CHALLENGE - Print the entire listing. Each line must match the original exactly.
------------------------------
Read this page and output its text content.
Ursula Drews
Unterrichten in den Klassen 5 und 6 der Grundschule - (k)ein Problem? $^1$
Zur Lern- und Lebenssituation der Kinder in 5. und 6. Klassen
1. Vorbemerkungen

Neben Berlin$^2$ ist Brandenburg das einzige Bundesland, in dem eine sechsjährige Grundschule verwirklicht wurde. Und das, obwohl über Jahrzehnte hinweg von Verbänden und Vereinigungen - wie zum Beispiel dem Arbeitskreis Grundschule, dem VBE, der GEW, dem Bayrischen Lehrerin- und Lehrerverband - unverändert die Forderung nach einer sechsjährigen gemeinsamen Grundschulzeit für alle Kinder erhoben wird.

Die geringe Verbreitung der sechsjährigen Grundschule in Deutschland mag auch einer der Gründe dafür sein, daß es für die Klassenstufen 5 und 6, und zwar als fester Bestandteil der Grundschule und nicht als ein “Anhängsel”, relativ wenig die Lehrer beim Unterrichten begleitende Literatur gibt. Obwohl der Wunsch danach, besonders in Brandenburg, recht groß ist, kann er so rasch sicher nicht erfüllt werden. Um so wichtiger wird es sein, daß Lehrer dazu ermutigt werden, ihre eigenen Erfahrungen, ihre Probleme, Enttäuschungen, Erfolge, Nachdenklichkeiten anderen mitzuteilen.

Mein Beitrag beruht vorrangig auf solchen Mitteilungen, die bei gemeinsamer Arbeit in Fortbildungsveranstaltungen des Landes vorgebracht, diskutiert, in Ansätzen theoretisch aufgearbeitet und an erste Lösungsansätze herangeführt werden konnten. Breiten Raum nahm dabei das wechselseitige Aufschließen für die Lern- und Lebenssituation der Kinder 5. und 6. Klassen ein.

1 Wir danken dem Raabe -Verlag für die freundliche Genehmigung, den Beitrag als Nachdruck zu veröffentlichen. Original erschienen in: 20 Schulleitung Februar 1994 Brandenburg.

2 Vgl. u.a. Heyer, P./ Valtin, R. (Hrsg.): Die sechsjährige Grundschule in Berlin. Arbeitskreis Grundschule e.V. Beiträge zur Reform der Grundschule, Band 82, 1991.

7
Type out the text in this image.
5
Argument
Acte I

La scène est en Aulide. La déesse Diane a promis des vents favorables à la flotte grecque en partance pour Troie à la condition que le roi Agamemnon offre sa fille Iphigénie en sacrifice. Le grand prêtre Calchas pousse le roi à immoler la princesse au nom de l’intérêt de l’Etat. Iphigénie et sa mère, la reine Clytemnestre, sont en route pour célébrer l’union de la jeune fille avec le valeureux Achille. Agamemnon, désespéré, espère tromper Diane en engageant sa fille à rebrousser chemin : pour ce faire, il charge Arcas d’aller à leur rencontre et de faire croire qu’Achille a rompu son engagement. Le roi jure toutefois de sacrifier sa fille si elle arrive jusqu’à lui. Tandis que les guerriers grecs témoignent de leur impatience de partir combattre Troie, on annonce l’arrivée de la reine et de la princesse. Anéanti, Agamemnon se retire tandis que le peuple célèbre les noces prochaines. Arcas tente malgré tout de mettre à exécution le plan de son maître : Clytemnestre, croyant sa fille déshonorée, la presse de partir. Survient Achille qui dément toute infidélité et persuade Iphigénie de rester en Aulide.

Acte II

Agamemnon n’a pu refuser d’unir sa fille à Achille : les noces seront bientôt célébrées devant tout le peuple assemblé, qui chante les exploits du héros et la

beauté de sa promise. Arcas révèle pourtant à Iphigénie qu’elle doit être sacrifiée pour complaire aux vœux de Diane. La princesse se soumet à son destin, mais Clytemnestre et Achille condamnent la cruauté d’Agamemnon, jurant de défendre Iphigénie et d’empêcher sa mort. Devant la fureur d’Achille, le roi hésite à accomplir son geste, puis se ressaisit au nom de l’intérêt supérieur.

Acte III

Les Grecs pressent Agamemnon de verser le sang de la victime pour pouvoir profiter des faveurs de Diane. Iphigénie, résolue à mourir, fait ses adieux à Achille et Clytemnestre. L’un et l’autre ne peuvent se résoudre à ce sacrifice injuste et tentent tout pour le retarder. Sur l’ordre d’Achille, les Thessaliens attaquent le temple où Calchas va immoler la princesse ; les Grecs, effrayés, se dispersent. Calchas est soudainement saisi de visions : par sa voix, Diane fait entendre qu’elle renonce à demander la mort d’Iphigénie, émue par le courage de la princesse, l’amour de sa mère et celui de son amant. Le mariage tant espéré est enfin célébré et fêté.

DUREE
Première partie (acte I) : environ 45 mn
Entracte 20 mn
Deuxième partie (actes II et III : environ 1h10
------------------------------
CORRECT OUTPUT -
Read this page and output its text content.
Ursula Drews
Unterrichten in den Klassen 5 und 6 der Grundschule - (k)ein Problem? $^1$
Zur Lern- und Lebenssituation der Kinder in 5. und 6. Klassen
1. Vorbemerkungen

Neben Berlin$^2$ ist Brandenburg das einzige Bundesland, in dem eine sechsjährige Grundschule verwirklicht wurde. Und das, obwohl über Jahrzehnte hinweg von Verbänden und Vereinigungen - wie zum Beispiel dem Arbeitskreis Grundschule, dem VBE, der GEW, dem Bayrischen Lehrerin- und Lehrerverband - unverändert die Forderung nach einer sechsjährigen gemeinsamen Grundschulzeit für alle Kinder erhoben wird.

Die geringe Verbreitung der sechsjährigen Grundschule in Deutschland mag auch einer der Gründe dafür sein, daß es für die Klassenstufen 5 und 6, und zwar als fester Bestandteil der Grundschule und nicht als ein “Anhängsel”, relativ wenig die Lehrer beim Unterrichten begleitende Literatur gibt. Obwohl der Wunsch danach, besonders in Brandenburg, recht groß ist, kann er so rasch sicher nicht erfüllt werden. Um so wichtiger wird es sein, daß Lehrer dazu ermutigt werden, ihre eigenen Erfahrungen, ihre Probleme, Enttäuschungen, Erfolge, Nachdenklichkeiten anderen mitzuteilen.

Mein Beitrag beruht vorrangig auf solchen Mitteilungen, die bei gemeinsamer Arbeit in Fortbildungsveranstaltungen des Landes vorgebracht, diskutiert, in Ansätzen theoretisch aufgearbeitet und an erste Lösungsansätze herangeführt werden konnten. Breiten Raum nahm dabei das wechselseitige Aufschließen für die Lern- und Lebenssituation der Kinder 5. und 6. Klassen ein.

1 Wir danken dem Raabe -Verlag für die freundliche Genehmigung, den Beitrag als Nachdruck zu veröffentlichen. Original erschienen in: 20 Schulleitung Februar 1994 Brandenburg.

2 Vgl. u.a. Heyer, P./ Valtin, R. (Hrsg.): Die sechsjährige Grundschule in Berlin. Arbeitskreis Grundschule e.V. Beiträge zur Reform der Grundschule, Band 82, 1991.

7
Type out the text in this image.
5
Argument
Acte I

La scène est en Aulide. La déesse Diane a promis des vents favorables à la flotte grecque en partance pour Troie à la condition que le roi Agamemnon offre sa fille Iphigénie en sacrifice. Le grand prêtre Calchas pousse le roi à immoler la princesse au nom de l’intérêt de l’Etat. Iphigénie et sa mère, la reine Clytemnestre, sont en route pour célébrer l’union de la jeune fille avec le valeureux Achille. Agamemnon, désespéré, espère tromper Diane en engageant sa fille à rebrousser chemin : pour ce faire, il charge Arcas d’aller à leur rencontre et de faire croire qu’Achille a rompu son engagement. Le roi jure toutefois de sacrifier sa fille si elle arrive jusqu’à lui. Tandis que les guerriers grecs témoignent de leur impatience de partir combattre Troie, on annonce l’arrivée de la reine et de la princesse. Anéanti, Agamemnon se retire tandis que le peuple célèbre les noces prochaines. Arcas tente malgré tout de mettre à exécution le plan de son maître : Clytemnestre, croyant sa fille déshonorée, la presse de partir. Survient Achille qui dément toute infidélité et persuade Iphigénie de rester en Aulide.

Acte II

Agamemnon n’a pu refuser d’unir sa fille à Achille : les noces seront bientôt célébrées devant tout le peuple assemblé, qui chante les exploits du héros et la

beauté de sa promise. Arcas révèle pourtant à Iphigénie qu’elle doit être sacrifiée pour complaire aux vœux de Diane. La princesse se soumet à son destin, mais Clytemnestre et Achille condamnent la cruauté d’Agamemnon, jurant de défendre Iphigénie et d’empêcher sa mort. Devant la fureur d’Achille, le roi hésite à accomplir son geste, puis se ressaisit au nom de l’intérêt supérieur.

Acte III

Les Grecs pressent Agamemnon de verser le sang de la victime pour pouvoir profiter des faveurs de Diane. Iphigénie, résolue à mourir, fait ses adieux à Achille et Clytemnestre. L’un et l’autre ne peuvent se résoudre à ce sacrifice injuste et tentent tout pour le retarder. Sur l’ordre d’Achille, les Thessaliens attaquent le temple où Calchas va immoler la princesse ; les Grecs, effrayés, se dispersent. Calchas est soudainement saisi de visions : par sa voix, Diane fait entendre qu’elle renonce à demander la mort d’Iphigénie, émue par le courage de la princesse, l’amour de sa mère et celui de son amant. Le mariage tant espéré est enfin célébré et fêté.

DUREE
Première partie (acte I) : environ 45 mn
Entracte 20 mn
Deuxième partie (actes II et III : environ 1h10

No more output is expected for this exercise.